Required task:
Within the records below, find each line that holds the string "this", then copy it.

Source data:
◆ ◆ ◆ ◆

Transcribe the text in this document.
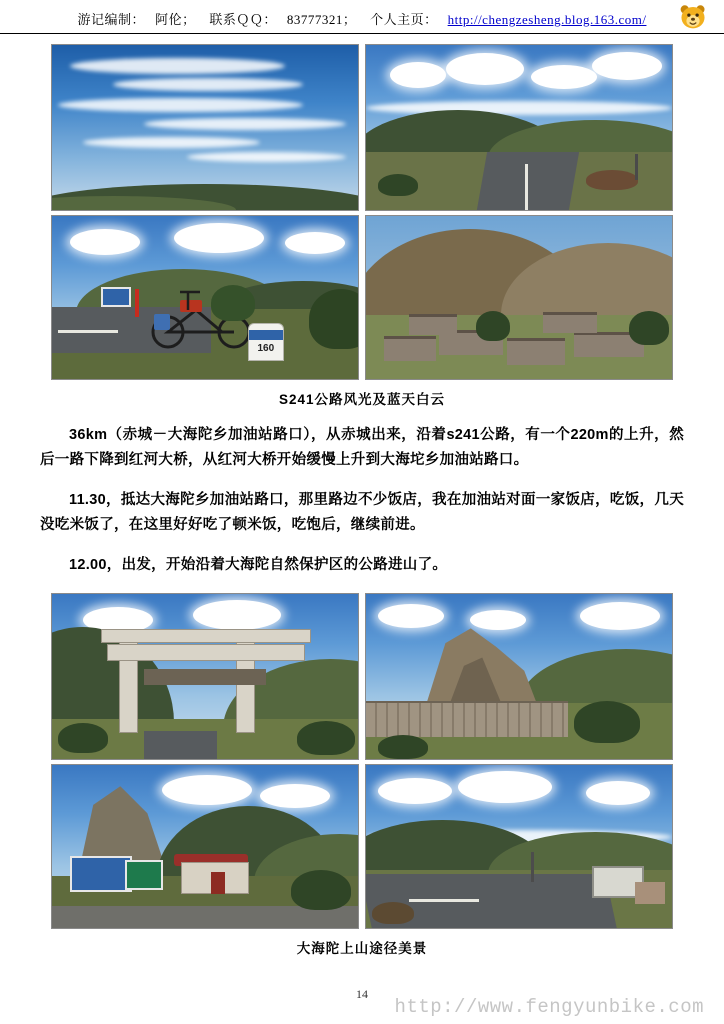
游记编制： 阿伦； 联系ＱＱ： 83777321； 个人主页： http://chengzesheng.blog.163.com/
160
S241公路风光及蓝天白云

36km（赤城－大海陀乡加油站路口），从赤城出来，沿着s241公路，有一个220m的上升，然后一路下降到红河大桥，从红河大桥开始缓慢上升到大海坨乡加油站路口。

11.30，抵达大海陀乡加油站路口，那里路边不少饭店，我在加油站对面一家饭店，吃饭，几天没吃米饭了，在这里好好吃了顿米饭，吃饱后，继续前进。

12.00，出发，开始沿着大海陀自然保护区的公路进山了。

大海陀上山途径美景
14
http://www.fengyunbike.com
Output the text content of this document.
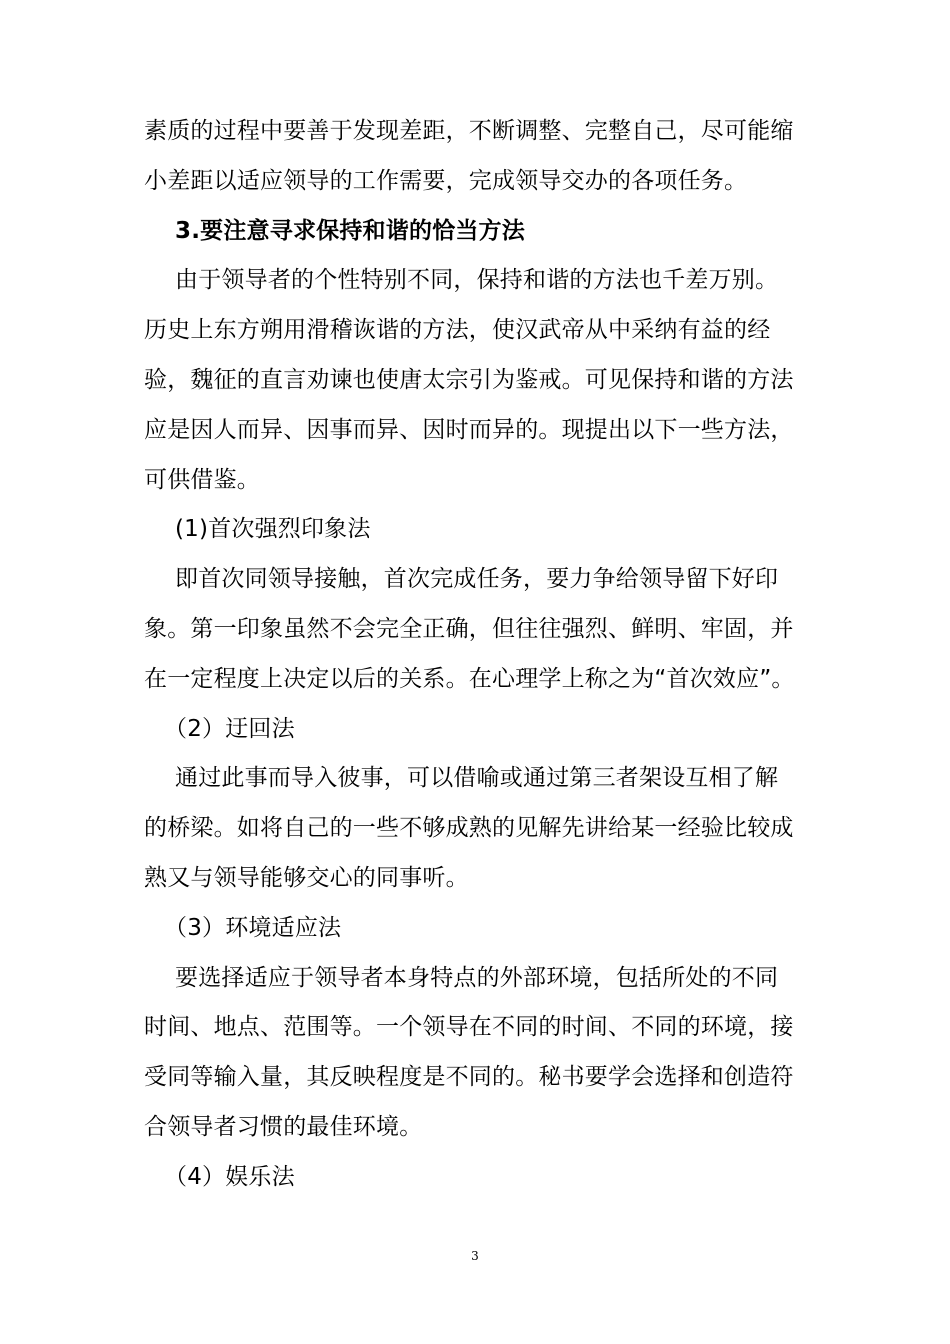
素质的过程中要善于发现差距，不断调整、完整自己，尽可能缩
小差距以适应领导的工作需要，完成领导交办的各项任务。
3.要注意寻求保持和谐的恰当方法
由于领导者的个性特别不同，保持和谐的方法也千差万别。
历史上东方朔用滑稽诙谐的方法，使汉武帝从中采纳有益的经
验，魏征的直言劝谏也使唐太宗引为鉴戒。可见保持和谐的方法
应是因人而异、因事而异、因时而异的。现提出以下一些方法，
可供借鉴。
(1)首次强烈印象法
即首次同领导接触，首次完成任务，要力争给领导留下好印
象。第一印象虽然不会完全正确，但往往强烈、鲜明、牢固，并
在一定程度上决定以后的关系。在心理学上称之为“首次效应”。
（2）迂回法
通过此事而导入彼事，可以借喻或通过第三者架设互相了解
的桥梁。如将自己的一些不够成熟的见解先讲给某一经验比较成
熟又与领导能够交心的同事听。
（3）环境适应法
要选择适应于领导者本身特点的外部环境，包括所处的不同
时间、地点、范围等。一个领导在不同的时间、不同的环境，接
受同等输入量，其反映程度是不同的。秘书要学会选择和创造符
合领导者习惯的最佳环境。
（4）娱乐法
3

◆ ◆ ◆ ◆

Full answer:
Transcribe the text in this document.
Output the text content of this document.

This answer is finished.